→ Task statement:
Where does the string "Holdings" appear in the records? Copy every line that contains it.

====================

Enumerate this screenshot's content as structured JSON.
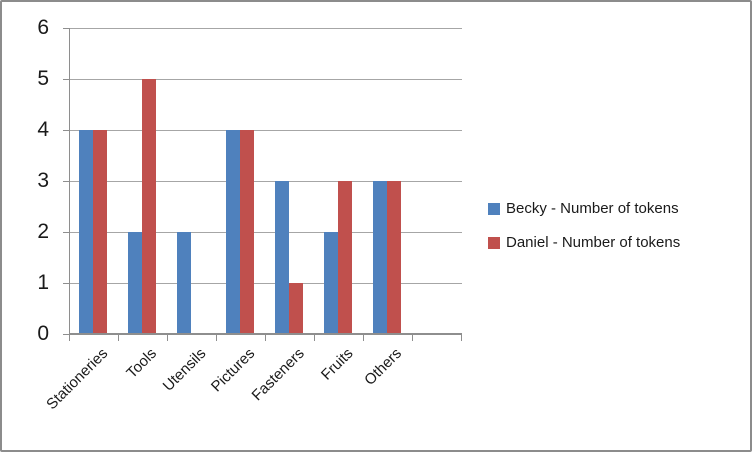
{
  "chart_data": {
    "type": "bar",
    "categories": [
      "Stationeries",
      "Tools",
      "Utensils",
      "Pictures",
      "Fasteners",
      "Fruits",
      "Others"
    ],
    "series": [
      {
        "name": "Becky - Number of tokens",
        "color": "#4F81BD",
        "values": [
          4,
          2,
          2,
          4,
          3,
          2,
          3
        ]
      },
      {
        "name": "Daniel - Number of tokens",
        "color": "#C0504D",
        "values": [
          4,
          5,
          0,
          4,
          1,
          3,
          3
        ]
      }
    ],
    "title": "",
    "xlabel": "",
    "ylabel": "",
    "ylim": [
      0,
      6
    ],
    "yticks": [
      0,
      1,
      2,
      3,
      4,
      5,
      6
    ],
    "grid": true,
    "legend_position": "right"
  },
  "colors": {
    "gridline": "#A6A6A6",
    "axis": "#8E8E8E",
    "frame_border": "#8C8C8C",
    "text": "#1A1A1A",
    "background": "#FFFFFF"
  }
}
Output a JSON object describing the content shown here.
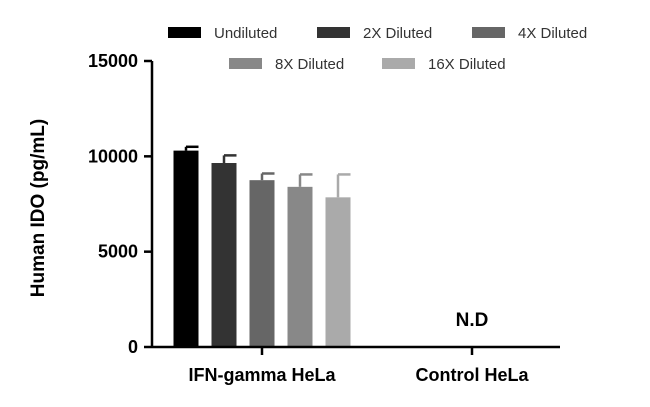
{
  "chart_data": {
    "type": "bar",
    "ylabel": "Human IDO (pg/mL)",
    "ylim": [
      0,
      15000
    ],
    "yticks": [
      "0",
      "5000",
      "10000",
      "15000"
    ],
    "categories": [
      "IFN-gamma HeLa",
      "Control HeLa"
    ],
    "series": [
      {
        "name": "Undiluted",
        "color": "#000000",
        "values": [
          10300,
          null
        ],
        "errors": [
          200,
          null
        ]
      },
      {
        "name": "2X Diluted",
        "color": "#333333",
        "values": [
          9650,
          null
        ],
        "errors": [
          400,
          null
        ]
      },
      {
        "name": "4X Diluted",
        "color": "#666666",
        "values": [
          8750,
          null
        ],
        "errors": [
          350,
          null
        ]
      },
      {
        "name": "8X Diluted",
        "color": "#888888",
        "values": [
          8400,
          null
        ],
        "errors": [
          650,
          null
        ]
      },
      {
        "name": "16X Diluted",
        "color": "#aaaaaa",
        "values": [
          7850,
          null
        ],
        "errors": [
          1200,
          null
        ]
      }
    ],
    "annotations": [
      {
        "category": "Control HeLa",
        "text": "N.D"
      }
    ],
    "legend_position": "top",
    "grid": false
  }
}
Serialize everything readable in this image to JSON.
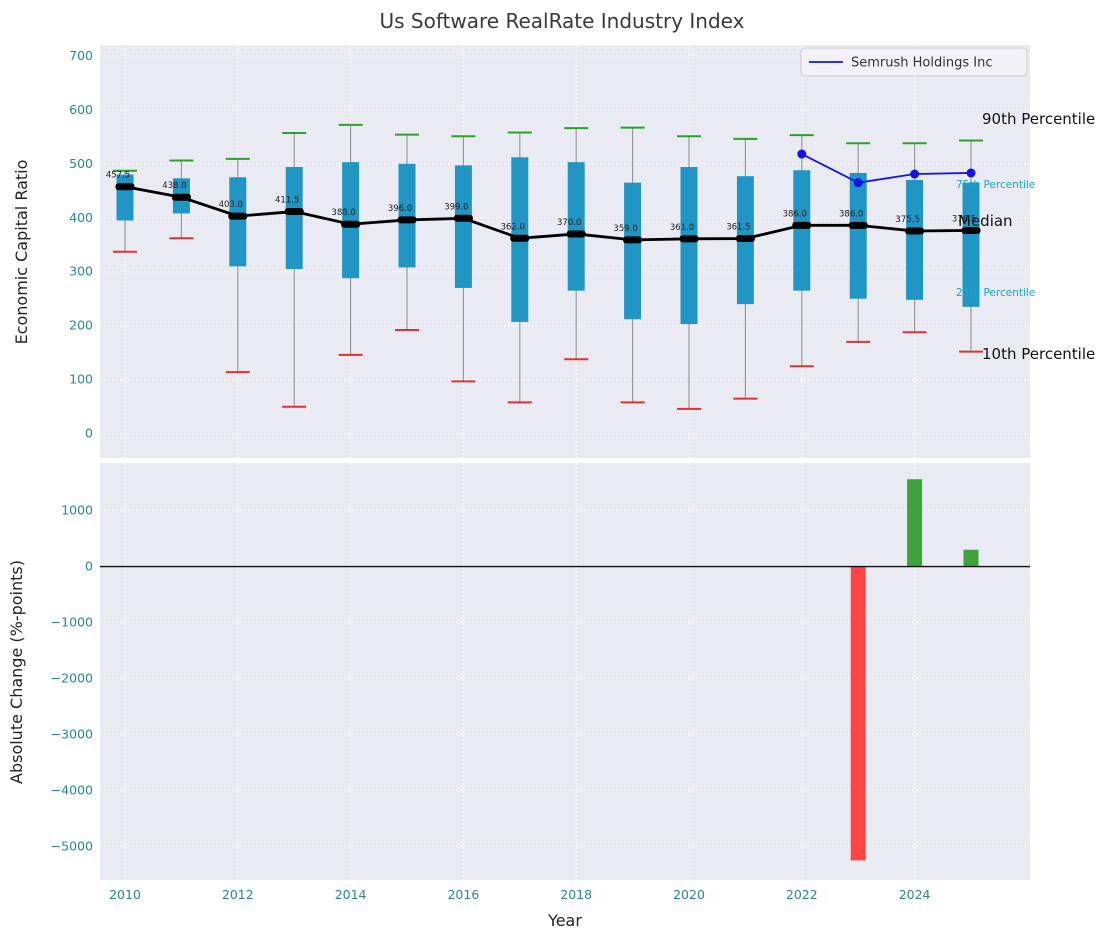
{
  "title": "Us Software RealRate Industry Index",
  "axes": {
    "top_ylabel": "Economic Capital Ratio",
    "bottom_ylabel": "Absolute Change (%-points)",
    "xlabel": "Year"
  },
  "legend": {
    "label": "Semrush Holdings Inc"
  },
  "annotations": {
    "p90": "90th Percentile",
    "p75": "75th Percentile",
    "median": "Median",
    "p25": "25th Percentile",
    "p10": "10th Percentile"
  },
  "colors": {
    "axes_background": "#eaebf2",
    "grid": "#ffffff",
    "box_fill": "#2196c4",
    "whisker": "#999999",
    "cap_top": "#2ca02c",
    "cap_bottom": "#e03131",
    "median": "#000000",
    "series": "#1414e8",
    "bar_positive": "#3da33d",
    "bar_negative": "#ff4545",
    "tick_label": "#2a8a8a",
    "annotation_small": "#1ba3c8",
    "title": "#3a3a3a"
  },
  "chart_data": [
    {
      "type": "boxplot",
      "title": "Us Software RealRate Industry Index",
      "ylabel": "Economic Capital Ratio",
      "ylim": [
        0,
        700
      ],
      "yticks": [
        0,
        100,
        200,
        300,
        400,
        500,
        600,
        700
      ],
      "xticks": [
        2010,
        2012,
        2014,
        2016,
        2018,
        2020,
        2022,
        2024
      ],
      "grid": true,
      "legend_position": "upper right",
      "boxes": [
        {
          "year": 2010,
          "p10": 337,
          "q1": 395,
          "median": 457.5,
          "q3": 480,
          "p90": 487
        },
        {
          "year": 2011,
          "p10": 362,
          "q1": 408,
          "median": 438.0,
          "q3": 473,
          "p90": 506
        },
        {
          "year": 2012,
          "p10": 114,
          "q1": 310,
          "median": 403.0,
          "q3": 475,
          "p90": 509
        },
        {
          "year": 2013,
          "p10": 50,
          "q1": 305,
          "median": 411.5,
          "q3": 494,
          "p90": 557
        },
        {
          "year": 2014,
          "p10": 146,
          "q1": 288,
          "median": 388.0,
          "q3": 503,
          "p90": 572
        },
        {
          "year": 2015,
          "p10": 192,
          "q1": 308,
          "median": 396.0,
          "q3": 500,
          "p90": 554
        },
        {
          "year": 2016,
          "p10": 97,
          "q1": 270,
          "median": 399.0,
          "q3": 497,
          "p90": 551
        },
        {
          "year": 2017,
          "p10": 58,
          "q1": 207,
          "median": 362.0,
          "q3": 512,
          "p90": 558
        },
        {
          "year": 2018,
          "p10": 138,
          "q1": 265,
          "median": 370.0,
          "q3": 503,
          "p90": 566
        },
        {
          "year": 2019,
          "p10": 58,
          "q1": 212,
          "median": 359.0,
          "q3": 465,
          "p90": 567
        },
        {
          "year": 2020,
          "p10": 46,
          "q1": 203,
          "median": 361.0,
          "q3": 494,
          "p90": 551
        },
        {
          "year": 2021,
          "p10": 65,
          "q1": 240,
          "median": 361.5,
          "q3": 477,
          "p90": 546
        },
        {
          "year": 2022,
          "p10": 125,
          "q1": 265,
          "median": 386.0,
          "q3": 488,
          "p90": 553
        },
        {
          "year": 2023,
          "p10": 170,
          "q1": 250,
          "median": 386.0,
          "q3": 483,
          "p90": 538
        },
        {
          "year": 2024,
          "p10": 188,
          "q1": 248,
          "median": 375.5,
          "q3": 470,
          "p90": 538
        },
        {
          "year": 2025,
          "p10": 152,
          "q1": 235,
          "median": 376.5,
          "q3": 465,
          "p90": 543
        }
      ],
      "series": [
        {
          "name": "Semrush Holdings Inc",
          "x": [
            2022,
            2023,
            2024,
            2025
          ],
          "y": [
            518,
            465,
            481,
            483
          ]
        }
      ]
    },
    {
      "type": "bar",
      "ylabel": "Absolute Change (%-points)",
      "xlabel": "Year",
      "ylim": [
        -5600,
        1850
      ],
      "yticks": [
        1000,
        0,
        -1000,
        -2000,
        -3000,
        -4000,
        -5000
      ],
      "xticks": [
        2010,
        2012,
        2014,
        2016,
        2018,
        2020,
        2022,
        2024
      ],
      "bars": [
        {
          "year": 2023,
          "value": -5250
        },
        {
          "year": 2024,
          "value": 1560
        },
        {
          "year": 2025,
          "value": 300
        }
      ]
    }
  ]
}
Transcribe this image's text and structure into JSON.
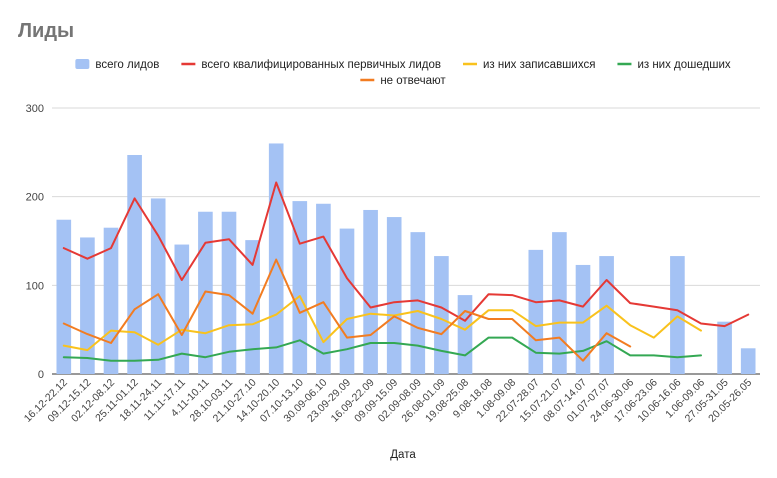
{
  "title": "Лиды",
  "chart_data": {
    "type": "bar",
    "title": "Лиды",
    "xlabel": "Дата",
    "ylabel": "",
    "ylim": [
      0,
      300
    ],
    "yticks": [
      0,
      100,
      200,
      300
    ],
    "grid": true,
    "legend_position": "top",
    "categories": [
      "16.12-22.12",
      "09.12-15.12",
      "02.12-08.12",
      "25.11-01.12",
      "18.11-24.11",
      "11.11-17.11",
      "4.11-10.11",
      "28.10-03.11",
      "21.10-27.10",
      "14.10-20.10",
      "07.10-13.10",
      "30.09-06.10",
      "23.09-29.09",
      "16.09-22.09",
      "09.09-15.09",
      "02.09-08.09",
      "26.08-01.09",
      "19.08-25.08",
      "9.08-18.08",
      "1.08-09.08",
      "22.07-28.07",
      "15.07-21.07",
      "08.07-14.07",
      "01.07-07.07",
      "24.06-30.06",
      "17.06-23.06",
      "10.06-16.06",
      "1.06-09.06",
      "27.05-31.05",
      "20.05-26.05"
    ],
    "xtick_labels_shown": [
      "16.12-22.12",
      "09.12-15.12",
      "02.12-08.12",
      "25.11-01.12",
      "18.11-24.11",
      "11.11-17.11",
      "4.11-10.11",
      "28.10-03.11",
      "21.10-27.10",
      "14.10-20.10",
      "07.10-13.10",
      "30.09-06.10",
      "23.09-29.09",
      "16.09-22.09",
      "09.09-15.09",
      "02.09-08.09",
      "26.08-01.09",
      "19.08-25.08",
      "9.08-18.08",
      "1.08-09.08",
      "22.07-28.07",
      "15.07-21.07",
      "08.07-14.07",
      "01.07-07.07",
      "24.06-30.06",
      "17.06-23.06",
      "10.06-16.06",
      "1.06-09.06",
      "27.05-31.05",
      "20.05-26.05"
    ],
    "series": [
      {
        "name": "всего лидов",
        "type": "bar",
        "color": "#a4c2f4",
        "values": [
          174,
          154,
          165,
          247,
          198,
          146,
          183,
          183,
          151,
          260,
          195,
          192,
          164,
          185,
          177,
          160,
          133,
          89,
          null,
          null,
          140,
          160,
          123,
          133,
          null,
          null,
          133,
          null,
          59,
          29
        ]
      },
      {
        "name": "всего квалифицированных первичных лидов",
        "type": "line",
        "color": "#e53935",
        "values": [
          142,
          130,
          142,
          198,
          156,
          106,
          148,
          152,
          123,
          216,
          147,
          155,
          108,
          75,
          81,
          83,
          75,
          60,
          90,
          89,
          81,
          83,
          76,
          106,
          80,
          76,
          72,
          57,
          54,
          67
        ]
      },
      {
        "name": "из них записавшихся",
        "type": "line",
        "color": "#f9c21d",
        "values": [
          32,
          27,
          49,
          47,
          33,
          50,
          46,
          55,
          56,
          67,
          88,
          36,
          62,
          68,
          66,
          71,
          62,
          50,
          72,
          72,
          54,
          58,
          58,
          77,
          55,
          41,
          65,
          49,
          null,
          null
        ]
      },
      {
        "name": "из них дошедших",
        "type": "line",
        "color": "#34a853",
        "values": [
          19,
          18,
          15,
          15,
          16,
          23,
          19,
          25,
          28,
          30,
          38,
          23,
          28,
          35,
          35,
          32,
          26,
          21,
          41,
          41,
          24,
          23,
          26,
          37,
          21,
          21,
          19,
          21,
          null,
          null
        ]
      },
      {
        "name": "не отвечают",
        "type": "line",
        "color": "#f27c21",
        "values": [
          57,
          45,
          35,
          73,
          90,
          44,
          93,
          89,
          68,
          129,
          69,
          81,
          41,
          44,
          65,
          52,
          45,
          71,
          62,
          62,
          38,
          41,
          15,
          46,
          31,
          null,
          null,
          null,
          null,
          null
        ]
      }
    ]
  }
}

====================

→ Written reply:
    "label": "Semrush Holdings Inc"
          "name": "Semrush Holdings Inc",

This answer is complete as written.